Saved entries
»»
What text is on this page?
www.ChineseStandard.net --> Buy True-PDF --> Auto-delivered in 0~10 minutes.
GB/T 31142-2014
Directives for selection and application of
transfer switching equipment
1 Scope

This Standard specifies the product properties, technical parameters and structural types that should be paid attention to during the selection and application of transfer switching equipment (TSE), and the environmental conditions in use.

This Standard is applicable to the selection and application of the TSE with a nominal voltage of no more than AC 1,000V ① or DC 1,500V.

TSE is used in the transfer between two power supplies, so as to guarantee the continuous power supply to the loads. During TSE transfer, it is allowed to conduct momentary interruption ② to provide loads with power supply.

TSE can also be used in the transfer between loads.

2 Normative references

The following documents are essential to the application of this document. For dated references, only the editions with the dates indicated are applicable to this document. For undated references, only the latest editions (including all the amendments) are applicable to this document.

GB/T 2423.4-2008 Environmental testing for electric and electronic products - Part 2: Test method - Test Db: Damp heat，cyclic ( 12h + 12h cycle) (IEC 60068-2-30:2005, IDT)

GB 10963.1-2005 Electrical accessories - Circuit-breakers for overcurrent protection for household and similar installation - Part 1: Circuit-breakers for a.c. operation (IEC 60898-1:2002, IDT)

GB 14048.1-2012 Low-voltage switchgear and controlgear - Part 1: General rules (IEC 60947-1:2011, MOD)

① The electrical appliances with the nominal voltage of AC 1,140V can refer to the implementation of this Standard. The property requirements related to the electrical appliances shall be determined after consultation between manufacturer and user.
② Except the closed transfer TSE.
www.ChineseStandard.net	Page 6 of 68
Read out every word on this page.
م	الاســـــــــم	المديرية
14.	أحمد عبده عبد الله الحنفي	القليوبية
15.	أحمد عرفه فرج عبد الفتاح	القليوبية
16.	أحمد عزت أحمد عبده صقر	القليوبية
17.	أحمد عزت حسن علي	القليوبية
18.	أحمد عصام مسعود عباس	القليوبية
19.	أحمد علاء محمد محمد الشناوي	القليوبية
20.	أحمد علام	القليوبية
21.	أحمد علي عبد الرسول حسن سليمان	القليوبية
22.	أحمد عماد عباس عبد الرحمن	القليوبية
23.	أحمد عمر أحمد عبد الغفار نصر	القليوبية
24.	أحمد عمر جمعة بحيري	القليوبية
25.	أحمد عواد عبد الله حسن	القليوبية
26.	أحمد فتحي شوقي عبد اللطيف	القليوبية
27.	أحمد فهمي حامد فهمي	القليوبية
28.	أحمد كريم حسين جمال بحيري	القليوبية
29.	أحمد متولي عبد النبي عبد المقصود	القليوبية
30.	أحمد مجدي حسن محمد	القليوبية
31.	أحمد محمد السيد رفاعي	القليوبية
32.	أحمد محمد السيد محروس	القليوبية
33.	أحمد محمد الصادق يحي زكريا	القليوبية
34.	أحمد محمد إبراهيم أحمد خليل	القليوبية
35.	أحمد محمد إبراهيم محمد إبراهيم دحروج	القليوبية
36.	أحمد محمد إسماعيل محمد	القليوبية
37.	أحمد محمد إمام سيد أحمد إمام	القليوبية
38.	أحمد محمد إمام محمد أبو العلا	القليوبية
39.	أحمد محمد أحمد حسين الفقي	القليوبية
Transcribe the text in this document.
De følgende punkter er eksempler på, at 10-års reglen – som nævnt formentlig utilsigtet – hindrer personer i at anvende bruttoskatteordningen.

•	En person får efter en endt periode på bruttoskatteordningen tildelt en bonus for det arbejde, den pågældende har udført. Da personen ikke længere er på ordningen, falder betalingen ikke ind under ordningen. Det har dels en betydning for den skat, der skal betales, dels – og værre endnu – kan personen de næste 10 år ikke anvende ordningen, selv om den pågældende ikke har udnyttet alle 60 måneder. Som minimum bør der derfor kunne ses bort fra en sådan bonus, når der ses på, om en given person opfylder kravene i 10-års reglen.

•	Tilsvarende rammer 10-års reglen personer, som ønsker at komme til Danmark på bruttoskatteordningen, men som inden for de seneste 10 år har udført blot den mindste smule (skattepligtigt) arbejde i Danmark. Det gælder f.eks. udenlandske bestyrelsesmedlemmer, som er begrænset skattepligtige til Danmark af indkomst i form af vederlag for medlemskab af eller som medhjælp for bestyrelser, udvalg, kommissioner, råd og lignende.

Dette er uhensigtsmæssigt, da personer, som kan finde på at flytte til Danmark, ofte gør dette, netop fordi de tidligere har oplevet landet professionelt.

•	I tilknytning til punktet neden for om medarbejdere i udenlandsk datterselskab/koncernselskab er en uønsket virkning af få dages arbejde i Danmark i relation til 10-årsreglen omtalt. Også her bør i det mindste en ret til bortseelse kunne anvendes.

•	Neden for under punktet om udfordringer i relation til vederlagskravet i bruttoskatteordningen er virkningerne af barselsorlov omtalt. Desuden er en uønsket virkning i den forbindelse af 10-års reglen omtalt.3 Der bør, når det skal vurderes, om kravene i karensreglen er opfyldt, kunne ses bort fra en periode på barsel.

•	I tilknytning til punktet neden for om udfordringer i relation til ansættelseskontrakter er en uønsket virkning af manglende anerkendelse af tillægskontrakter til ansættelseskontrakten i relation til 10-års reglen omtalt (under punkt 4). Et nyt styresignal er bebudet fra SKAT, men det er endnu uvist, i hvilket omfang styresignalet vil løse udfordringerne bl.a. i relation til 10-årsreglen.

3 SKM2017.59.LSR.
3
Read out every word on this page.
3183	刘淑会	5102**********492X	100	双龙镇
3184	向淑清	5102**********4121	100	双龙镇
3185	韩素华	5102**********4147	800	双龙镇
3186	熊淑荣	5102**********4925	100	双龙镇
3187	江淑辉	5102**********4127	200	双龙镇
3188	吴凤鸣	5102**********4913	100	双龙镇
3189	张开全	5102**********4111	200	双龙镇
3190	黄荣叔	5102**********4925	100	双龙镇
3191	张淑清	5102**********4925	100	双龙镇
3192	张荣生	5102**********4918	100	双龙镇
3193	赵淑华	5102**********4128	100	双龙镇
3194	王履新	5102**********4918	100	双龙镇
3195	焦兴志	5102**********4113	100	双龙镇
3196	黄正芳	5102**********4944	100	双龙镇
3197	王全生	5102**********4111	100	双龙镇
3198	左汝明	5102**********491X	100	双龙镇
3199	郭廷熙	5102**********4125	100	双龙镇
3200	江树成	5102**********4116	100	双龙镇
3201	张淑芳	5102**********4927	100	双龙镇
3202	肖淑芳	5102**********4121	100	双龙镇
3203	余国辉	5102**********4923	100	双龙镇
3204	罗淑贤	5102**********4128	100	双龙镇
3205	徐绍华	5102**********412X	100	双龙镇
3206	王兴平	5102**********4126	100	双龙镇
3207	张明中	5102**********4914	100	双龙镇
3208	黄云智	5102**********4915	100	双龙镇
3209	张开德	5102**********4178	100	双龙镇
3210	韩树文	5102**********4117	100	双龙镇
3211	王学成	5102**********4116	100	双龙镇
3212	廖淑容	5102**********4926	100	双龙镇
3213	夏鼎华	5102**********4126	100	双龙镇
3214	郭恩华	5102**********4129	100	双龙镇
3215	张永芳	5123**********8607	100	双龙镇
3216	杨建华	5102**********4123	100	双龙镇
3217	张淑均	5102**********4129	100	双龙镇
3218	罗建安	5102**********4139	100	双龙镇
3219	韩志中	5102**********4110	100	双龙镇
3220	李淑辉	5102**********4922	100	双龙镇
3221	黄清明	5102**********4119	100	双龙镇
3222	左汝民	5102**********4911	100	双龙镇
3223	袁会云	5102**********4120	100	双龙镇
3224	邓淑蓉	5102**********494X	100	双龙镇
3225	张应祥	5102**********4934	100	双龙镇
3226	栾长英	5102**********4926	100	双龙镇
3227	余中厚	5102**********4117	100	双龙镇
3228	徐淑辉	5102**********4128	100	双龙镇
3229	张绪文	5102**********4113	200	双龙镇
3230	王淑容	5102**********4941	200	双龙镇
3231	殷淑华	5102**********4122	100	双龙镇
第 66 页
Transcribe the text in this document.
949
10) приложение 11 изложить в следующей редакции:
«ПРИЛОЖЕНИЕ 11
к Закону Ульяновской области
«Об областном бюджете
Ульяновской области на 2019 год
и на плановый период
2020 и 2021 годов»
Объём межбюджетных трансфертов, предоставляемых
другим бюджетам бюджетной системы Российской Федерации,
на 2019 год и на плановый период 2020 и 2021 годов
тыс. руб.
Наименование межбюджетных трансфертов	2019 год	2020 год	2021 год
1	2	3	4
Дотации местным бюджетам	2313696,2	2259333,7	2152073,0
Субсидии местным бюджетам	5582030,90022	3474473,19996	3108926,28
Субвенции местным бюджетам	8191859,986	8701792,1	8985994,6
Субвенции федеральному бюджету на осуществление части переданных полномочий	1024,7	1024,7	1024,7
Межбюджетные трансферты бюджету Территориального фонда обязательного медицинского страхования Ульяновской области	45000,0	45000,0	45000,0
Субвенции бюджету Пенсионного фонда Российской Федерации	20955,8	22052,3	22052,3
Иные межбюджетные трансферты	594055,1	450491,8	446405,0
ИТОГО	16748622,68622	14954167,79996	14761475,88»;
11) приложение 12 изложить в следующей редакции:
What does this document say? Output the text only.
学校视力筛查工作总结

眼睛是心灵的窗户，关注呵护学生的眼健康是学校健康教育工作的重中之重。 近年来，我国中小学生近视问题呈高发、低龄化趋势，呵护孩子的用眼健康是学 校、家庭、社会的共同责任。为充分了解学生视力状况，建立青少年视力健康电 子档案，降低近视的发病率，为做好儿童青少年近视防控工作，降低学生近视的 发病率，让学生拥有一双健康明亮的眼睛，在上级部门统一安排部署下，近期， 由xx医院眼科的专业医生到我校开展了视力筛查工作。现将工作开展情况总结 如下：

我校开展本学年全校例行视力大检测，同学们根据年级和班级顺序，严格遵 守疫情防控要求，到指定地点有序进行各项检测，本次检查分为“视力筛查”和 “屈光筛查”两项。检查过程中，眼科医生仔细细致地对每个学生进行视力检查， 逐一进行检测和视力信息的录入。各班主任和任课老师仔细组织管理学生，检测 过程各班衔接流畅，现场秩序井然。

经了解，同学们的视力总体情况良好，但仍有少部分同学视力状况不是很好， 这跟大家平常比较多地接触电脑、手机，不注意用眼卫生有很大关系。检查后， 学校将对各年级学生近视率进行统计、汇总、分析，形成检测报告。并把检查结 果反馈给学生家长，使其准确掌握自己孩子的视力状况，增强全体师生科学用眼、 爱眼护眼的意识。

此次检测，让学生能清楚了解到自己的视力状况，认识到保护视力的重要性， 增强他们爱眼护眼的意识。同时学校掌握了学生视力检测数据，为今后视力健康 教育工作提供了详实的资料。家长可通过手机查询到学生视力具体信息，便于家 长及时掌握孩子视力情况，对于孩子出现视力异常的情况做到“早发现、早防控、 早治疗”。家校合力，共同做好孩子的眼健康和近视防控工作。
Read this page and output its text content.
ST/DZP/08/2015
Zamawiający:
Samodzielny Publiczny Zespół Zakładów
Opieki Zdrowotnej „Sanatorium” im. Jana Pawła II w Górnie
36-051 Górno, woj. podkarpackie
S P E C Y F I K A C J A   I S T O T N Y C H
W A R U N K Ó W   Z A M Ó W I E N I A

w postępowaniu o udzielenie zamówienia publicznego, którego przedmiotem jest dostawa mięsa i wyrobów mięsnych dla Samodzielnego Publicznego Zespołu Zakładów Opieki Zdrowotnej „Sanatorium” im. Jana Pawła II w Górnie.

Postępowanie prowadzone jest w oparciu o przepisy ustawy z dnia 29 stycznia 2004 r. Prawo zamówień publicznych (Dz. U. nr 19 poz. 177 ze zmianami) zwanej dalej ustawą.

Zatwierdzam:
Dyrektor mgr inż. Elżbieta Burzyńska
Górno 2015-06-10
««
◆ Problem description
Say how many lines in the records hold "personer", with the number as the whole reply.

◆ Finished exercise
3